### WHAT THE TASK REQUIRES
Search the entries for lines that contain the word "OLED", and report each one found.

### AVAILABLE RECORDS
┌──

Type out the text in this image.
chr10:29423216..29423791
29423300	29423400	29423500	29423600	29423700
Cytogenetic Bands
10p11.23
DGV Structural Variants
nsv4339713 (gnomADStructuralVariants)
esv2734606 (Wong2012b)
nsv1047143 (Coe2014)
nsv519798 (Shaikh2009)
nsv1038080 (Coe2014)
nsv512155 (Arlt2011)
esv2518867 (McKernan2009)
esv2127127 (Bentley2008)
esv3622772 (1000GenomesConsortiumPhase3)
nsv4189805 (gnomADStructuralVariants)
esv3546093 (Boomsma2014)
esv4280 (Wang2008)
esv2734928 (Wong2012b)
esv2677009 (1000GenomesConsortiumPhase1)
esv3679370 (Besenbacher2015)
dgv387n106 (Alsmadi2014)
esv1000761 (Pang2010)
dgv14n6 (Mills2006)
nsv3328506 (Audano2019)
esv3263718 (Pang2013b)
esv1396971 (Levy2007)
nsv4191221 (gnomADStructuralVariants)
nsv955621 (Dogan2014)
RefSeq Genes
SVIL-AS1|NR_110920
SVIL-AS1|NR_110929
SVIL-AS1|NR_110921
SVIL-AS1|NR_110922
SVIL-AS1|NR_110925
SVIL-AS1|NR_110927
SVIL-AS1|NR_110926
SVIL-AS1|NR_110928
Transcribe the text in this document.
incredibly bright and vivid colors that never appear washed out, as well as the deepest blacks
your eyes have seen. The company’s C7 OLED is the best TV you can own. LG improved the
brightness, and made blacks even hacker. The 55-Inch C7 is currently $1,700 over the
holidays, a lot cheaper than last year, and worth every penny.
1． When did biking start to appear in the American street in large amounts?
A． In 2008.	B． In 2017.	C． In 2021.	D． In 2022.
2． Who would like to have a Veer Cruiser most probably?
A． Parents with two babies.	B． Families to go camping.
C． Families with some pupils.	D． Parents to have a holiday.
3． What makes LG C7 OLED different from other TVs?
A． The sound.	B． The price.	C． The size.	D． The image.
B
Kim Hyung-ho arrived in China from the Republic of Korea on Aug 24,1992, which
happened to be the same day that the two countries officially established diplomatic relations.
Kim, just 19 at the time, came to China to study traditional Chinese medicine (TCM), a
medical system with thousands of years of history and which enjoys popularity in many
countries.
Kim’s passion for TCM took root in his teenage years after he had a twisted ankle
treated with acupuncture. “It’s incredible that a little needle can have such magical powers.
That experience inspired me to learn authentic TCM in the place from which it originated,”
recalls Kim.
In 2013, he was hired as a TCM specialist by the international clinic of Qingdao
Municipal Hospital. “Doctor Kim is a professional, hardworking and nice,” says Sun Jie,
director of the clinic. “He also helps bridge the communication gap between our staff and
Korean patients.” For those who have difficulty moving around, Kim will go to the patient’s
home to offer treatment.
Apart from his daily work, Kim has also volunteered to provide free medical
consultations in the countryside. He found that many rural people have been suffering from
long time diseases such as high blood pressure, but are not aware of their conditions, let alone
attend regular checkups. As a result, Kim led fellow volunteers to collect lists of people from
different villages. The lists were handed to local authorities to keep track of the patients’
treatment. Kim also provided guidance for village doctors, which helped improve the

└──

### TASK ANSWER
your eyes have seen. The company’s C7 OLED is the best TV you can own. LG improved the
3． What makes LG C7 OLED different from other TVs?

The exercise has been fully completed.